■ Given request: Every record must be written out once more, with nothing added or omitted.

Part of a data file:
..........

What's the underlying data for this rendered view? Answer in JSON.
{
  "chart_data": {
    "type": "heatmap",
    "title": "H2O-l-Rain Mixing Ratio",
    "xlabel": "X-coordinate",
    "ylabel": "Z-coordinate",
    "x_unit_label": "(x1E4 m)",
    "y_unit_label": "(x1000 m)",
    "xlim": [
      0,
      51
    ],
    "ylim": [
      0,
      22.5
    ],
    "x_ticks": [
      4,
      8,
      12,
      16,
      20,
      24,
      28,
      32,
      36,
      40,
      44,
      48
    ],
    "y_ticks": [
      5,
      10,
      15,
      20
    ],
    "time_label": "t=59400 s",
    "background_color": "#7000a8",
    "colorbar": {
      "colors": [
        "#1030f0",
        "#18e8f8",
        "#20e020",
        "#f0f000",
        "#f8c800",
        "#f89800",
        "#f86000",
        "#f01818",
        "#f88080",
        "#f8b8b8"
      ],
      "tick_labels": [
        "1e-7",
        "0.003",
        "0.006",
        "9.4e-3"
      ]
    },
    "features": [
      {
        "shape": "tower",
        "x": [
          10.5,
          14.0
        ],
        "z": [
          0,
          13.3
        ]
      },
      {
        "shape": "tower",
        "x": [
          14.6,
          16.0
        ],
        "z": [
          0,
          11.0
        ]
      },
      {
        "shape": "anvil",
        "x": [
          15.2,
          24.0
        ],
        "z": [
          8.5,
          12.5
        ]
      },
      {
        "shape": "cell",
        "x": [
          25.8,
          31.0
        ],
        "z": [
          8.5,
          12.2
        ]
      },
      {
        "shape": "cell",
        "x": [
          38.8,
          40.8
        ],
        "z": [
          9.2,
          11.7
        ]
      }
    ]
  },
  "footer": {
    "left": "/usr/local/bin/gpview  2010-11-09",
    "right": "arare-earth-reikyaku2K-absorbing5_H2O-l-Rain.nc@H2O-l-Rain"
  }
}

..........

■ Answer to the exercise:
What's the underlying data for this rendered view? Answer in JSON.
{
  "chart_data": {
    "type": "heatmap",
    "title": "H2O-l-Rain Mixing Ratio",
    "xlabel": "X-coordinate",
    "ylabel": "Z-coordinate",
    "x_unit_label": "(x1E4 m)",
    "y_unit_label": "(x1000 m)",
    "xlim": [
      0,
      51
    ],
    "ylim": [
      0,
      22.5
    ],
    "x_ticks": [
      4,
      8,
      12,
      16,
      20,
      24,
      28,
      32,
      36,
      40,
      44,
      48
    ],
    "y_ticks": [
      5,
      10,
      15,
      20
    ],
    "time_label": "t=59400 s",
    "background_color": "#7000a8",
    "colorbar": {
      "colors": [
        "#1030f0",
        "#18e8f8",
        "#20e020",
        "#f0f000",
        "#f8c800",
        "#f89800",
        "#f86000",
        "#f01818",
        "#f88080",
        "#f8b8b8"
      ],
      "tick_labels": [
        "1e-7",
        "0.003",
        "0.006",
        "9.4e-3"
      ]
    },
    "features": [
      {
        "shape": "tower",
        "x": [
          10.5,
          14.0
        ],
        "z": [
          0,
          13.3
        ]
      },
      {
        "shape": "tower",
        "x": [
          14.6,
          16.0
        ],
        "z": [
          0,
          11.0
        ]
      },
      {
        "shape": "anvil",
        "x": [
          15.2,
          24.0
        ],
        "z": [
          8.5,
          12.5
        ]
      },
      {
        "shape": "cell",
        "x": [
          25.8,
          31.0
        ],
        "z": [
          8.5,
          12.2
        ]
      },
      {
        "shape": "cell",
        "x": [
          38.8,
          40.8
        ],
        "z": [
          9.2,
          11.7
        ]
      }
    ]
  },
  "footer": {
    "left": "/usr/local/bin/gpview  2010-11-09",
    "right": "arare-earth-reikyaku2K-absorbing5_H2O-l-Rain.nc@H2O-l-Rain"
  }
}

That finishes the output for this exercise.